▶ Task details
Your answer should be one number: how many lines of the data include the string "this"?

▶ Dataset excerpts
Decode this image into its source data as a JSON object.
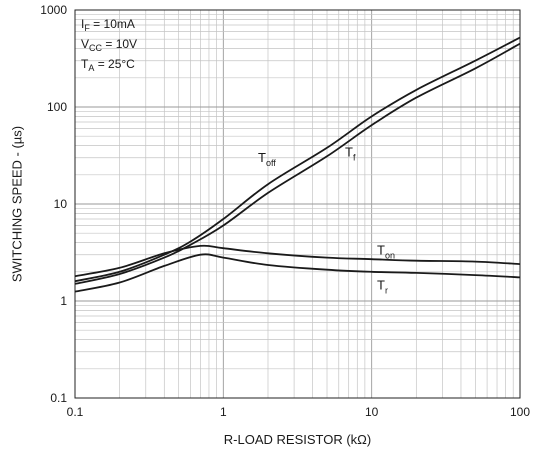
{
  "chart_data": {
    "type": "line",
    "title": "",
    "xlabel": "R-LOAD RESISTOR (kΩ)",
    "ylabel": "SWITCHING SPEED - (µs)",
    "xscale": "log",
    "yscale": "log",
    "xlim": [
      0.1,
      100
    ],
    "ylim": [
      0.1,
      1000
    ],
    "grid": true,
    "x_ticks": [
      "0.1",
      "1",
      "10",
      "100"
    ],
    "y_ticks": [
      "0.1",
      "1",
      "10",
      "100",
      "1000"
    ],
    "conditions": [
      {
        "main": "I",
        "sub": "F",
        "rest": " = 10mA"
      },
      {
        "main": "V",
        "sub": "CC",
        "rest": " = 10V"
      },
      {
        "main": "T",
        "sub": "A",
        "rest": " = 25°C"
      }
    ],
    "series": [
      {
        "name": "Toff",
        "label_main": "T",
        "label_sub": "off",
        "label_at": [
          0.1,
          20
        ],
        "x": [
          0.1,
          0.2,
          0.4,
          0.6,
          1,
          2,
          5,
          10,
          20,
          50,
          100
        ],
        "y": [
          1.6,
          2.0,
          3.0,
          4.1,
          7.0,
          16,
          38,
          80,
          150,
          300,
          520
        ]
      },
      {
        "name": "Tf",
        "label_main": "T",
        "label_sub": "f",
        "label_at": [
          0.25,
          18
        ],
        "x": [
          0.1,
          0.2,
          0.4,
          0.6,
          1,
          2,
          5,
          10,
          20,
          50,
          100
        ],
        "y": [
          1.5,
          1.9,
          2.8,
          3.8,
          6.0,
          13,
          31,
          65,
          125,
          250,
          450
        ]
      },
      {
        "name": "Ton",
        "label_main": "T",
        "label_sub": "on",
        "label_at": [
          0.25,
          3.6
        ],
        "x": [
          0.1,
          0.2,
          0.4,
          0.7,
          1,
          2,
          5,
          10,
          20,
          50,
          100
        ],
        "y": [
          1.8,
          2.2,
          3.1,
          3.7,
          3.5,
          3.1,
          2.8,
          2.7,
          2.6,
          2.55,
          2.4
        ]
      },
      {
        "name": "Tr",
        "label_main": "T",
        "label_sub": "r",
        "label_at": [
          0.25,
          1.25
        ],
        "x": [
          0.1,
          0.2,
          0.4,
          0.7,
          1,
          2,
          5,
          10,
          20,
          50,
          100
        ],
        "y": [
          1.25,
          1.55,
          2.3,
          3.0,
          2.8,
          2.35,
          2.1,
          2.0,
          1.95,
          1.85,
          1.75
        ]
      }
    ]
  }
}
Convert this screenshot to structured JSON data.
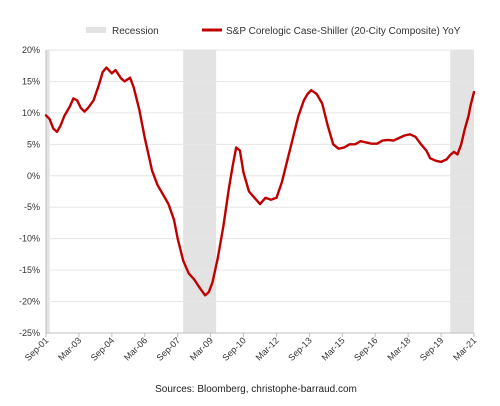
{
  "chart_data": {
    "type": "line",
    "title": "",
    "xlabel": "",
    "ylabel": "",
    "ylim": [
      -25,
      20
    ],
    "y_ticks": [
      20,
      15,
      10,
      5,
      0,
      -5,
      -10,
      -15,
      -20,
      -25
    ],
    "y_tick_labels": [
      "20%",
      "15%",
      "10%",
      "5%",
      "0%",
      "-5%",
      "-10%",
      "-15%",
      "-20%",
      "-25%"
    ],
    "x_range": [
      "2001-09",
      "2021-03"
    ],
    "x_ticks": [
      {
        "date": "2001-09",
        "label": "Sep-01"
      },
      {
        "date": "2003-03",
        "label": "Mar-03"
      },
      {
        "date": "2004-09",
        "label": "Sep-04"
      },
      {
        "date": "2006-03",
        "label": "Mar-06"
      },
      {
        "date": "2007-09",
        "label": "Sep-07"
      },
      {
        "date": "2009-03",
        "label": "Mar-09"
      },
      {
        "date": "2010-09",
        "label": "Sep-10"
      },
      {
        "date": "2012-03",
        "label": "Mar-12"
      },
      {
        "date": "2013-09",
        "label": "Sep-13"
      },
      {
        "date": "2015-03",
        "label": "Mar-15"
      },
      {
        "date": "2016-09",
        "label": "Sep-16"
      },
      {
        "date": "2018-03",
        "label": "Mar-18"
      },
      {
        "date": "2019-09",
        "label": "Sep-19"
      },
      {
        "date": "2021-03",
        "label": "Mar-21"
      }
    ],
    "grid": "horizontal",
    "legend_position": "top",
    "recession_label": "Recession",
    "recessions": [
      {
        "start": "2001-09",
        "end": "2001-11"
      },
      {
        "start": "2007-12",
        "end": "2009-06"
      },
      {
        "start": "2020-02",
        "end": "2021-03"
      }
    ],
    "series": [
      {
        "name": "S&P Corelogic Case-Shiller (20-City Composite) YoY",
        "color": "#c00000",
        "points": [
          [
            "2001-09",
            9.6
          ],
          [
            "2001-11",
            9.0
          ],
          [
            "2002-01",
            7.5
          ],
          [
            "2002-03",
            7.0
          ],
          [
            "2002-05",
            8.0
          ],
          [
            "2002-07",
            9.5
          ],
          [
            "2002-10",
            11.0
          ],
          [
            "2002-12",
            12.3
          ],
          [
            "2003-02",
            12.0
          ],
          [
            "2003-04",
            10.8
          ],
          [
            "2003-06",
            10.2
          ],
          [
            "2003-08",
            10.8
          ],
          [
            "2003-11",
            12.0
          ],
          [
            "2004-02",
            14.5
          ],
          [
            "2004-04",
            16.5
          ],
          [
            "2004-06",
            17.2
          ],
          [
            "2004-09",
            16.3
          ],
          [
            "2004-11",
            16.8
          ],
          [
            "2005-02",
            15.5
          ],
          [
            "2005-04",
            15.0
          ],
          [
            "2005-07",
            15.6
          ],
          [
            "2005-09",
            14.0
          ],
          [
            "2005-12",
            10.5
          ],
          [
            "2006-03",
            6.0
          ],
          [
            "2006-07",
            0.8
          ],
          [
            "2006-10",
            -1.5
          ],
          [
            "2007-01",
            -3.0
          ],
          [
            "2007-04",
            -4.5
          ],
          [
            "2007-07",
            -7.0
          ],
          [
            "2007-09",
            -10.0
          ],
          [
            "2007-12",
            -13.5
          ],
          [
            "2008-03",
            -15.5
          ],
          [
            "2008-06",
            -16.5
          ],
          [
            "2008-09",
            -17.8
          ],
          [
            "2008-12",
            -19.0
          ],
          [
            "2009-02",
            -18.5
          ],
          [
            "2009-04",
            -17.0
          ],
          [
            "2009-07",
            -13.0
          ],
          [
            "2009-10",
            -8.0
          ],
          [
            "2010-01",
            -2.0
          ],
          [
            "2010-03",
            1.5
          ],
          [
            "2010-05",
            4.5
          ],
          [
            "2010-07",
            4.0
          ],
          [
            "2010-09",
            0.5
          ],
          [
            "2010-12",
            -2.5
          ],
          [
            "2011-03",
            -3.5
          ],
          [
            "2011-06",
            -4.5
          ],
          [
            "2011-09",
            -3.5
          ],
          [
            "2011-12",
            -3.8
          ],
          [
            "2012-03",
            -3.5
          ],
          [
            "2012-06",
            -1.0
          ],
          [
            "2012-09",
            2.5
          ],
          [
            "2012-12",
            6.0
          ],
          [
            "2013-03",
            9.5
          ],
          [
            "2013-06",
            12.0
          ],
          [
            "2013-08",
            13.0
          ],
          [
            "2013-10",
            13.6
          ],
          [
            "2014-01",
            13.0
          ],
          [
            "2014-04",
            11.5
          ],
          [
            "2014-07",
            8.0
          ],
          [
            "2014-10",
            5.0
          ],
          [
            "2015-01",
            4.3
          ],
          [
            "2015-04",
            4.5
          ],
          [
            "2015-07",
            5.0
          ],
          [
            "2015-10",
            5.0
          ],
          [
            "2016-01",
            5.5
          ],
          [
            "2016-04",
            5.3
          ],
          [
            "2016-07",
            5.1
          ],
          [
            "2016-10",
            5.1
          ],
          [
            "2017-01",
            5.6
          ],
          [
            "2017-04",
            5.7
          ],
          [
            "2017-07",
            5.6
          ],
          [
            "2017-10",
            6.0
          ],
          [
            "2018-01",
            6.4
          ],
          [
            "2018-04",
            6.6
          ],
          [
            "2018-07",
            6.2
          ],
          [
            "2018-10",
            5.0
          ],
          [
            "2019-01",
            4.0
          ],
          [
            "2019-03",
            2.8
          ],
          [
            "2019-06",
            2.4
          ],
          [
            "2019-09",
            2.2
          ],
          [
            "2019-12",
            2.6
          ],
          [
            "2020-02",
            3.3
          ],
          [
            "2020-04",
            3.8
          ],
          [
            "2020-06",
            3.4
          ],
          [
            "2020-08",
            5.0
          ],
          [
            "2020-10",
            7.5
          ],
          [
            "2020-12",
            9.5
          ],
          [
            "2021-01",
            11.0
          ],
          [
            "2021-03",
            13.3
          ]
        ]
      }
    ],
    "source": "Sources: Bloomberg, christophe-barraud.com"
  }
}
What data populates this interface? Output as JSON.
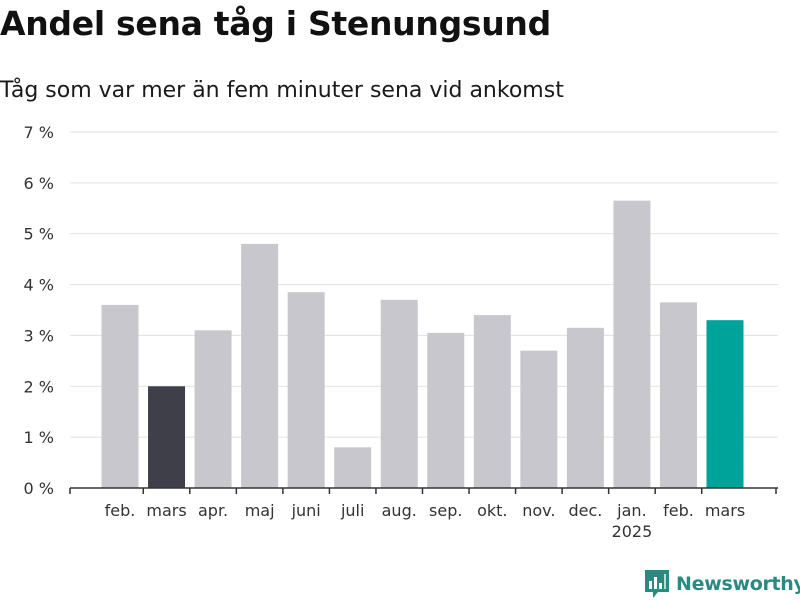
{
  "header": {
    "title": "Andel sena tåg i Stenungsund",
    "subtitle": "Tåg som var mer än fem minuter sena vid ankomst"
  },
  "brand": {
    "name": "Newsworthy",
    "icon": "bar-chart-logo-icon",
    "color": "#2a8a82"
  },
  "chart_data": {
    "type": "bar",
    "categories": [
      "feb.",
      "mars",
      "apr.",
      "maj",
      "juni",
      "juli",
      "aug.",
      "sep.",
      "okt.",
      "nov.",
      "dec.",
      "jan.",
      "feb.",
      "mars"
    ],
    "category_sublabels": [
      "",
      "",
      "",
      "",
      "",
      "",
      "",
      "",
      "",
      "",
      "",
      "2025",
      "",
      ""
    ],
    "values": [
      3.6,
      2.0,
      3.1,
      4.8,
      3.85,
      0.8,
      3.7,
      3.05,
      3.4,
      2.7,
      3.15,
      5.65,
      3.65,
      3.3
    ],
    "value_unit": "%",
    "ylim": [
      0,
      7
    ],
    "yticks": [
      0,
      1,
      2,
      3,
      4,
      5,
      6,
      7
    ],
    "ytick_labels": [
      "0 %",
      "1 %",
      "2 %",
      "3 %",
      "4 %",
      "5 %",
      "6 %",
      "7 %"
    ],
    "grid": true,
    "colors": {
      "default": "#c8c7cd",
      "highlight": "#3f3f4a",
      "current": "#00a39a"
    },
    "bar_color_roles": [
      "default",
      "highlight",
      "default",
      "default",
      "default",
      "default",
      "default",
      "default",
      "default",
      "default",
      "default",
      "default",
      "default",
      "current"
    ]
  }
}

▶ Result below
3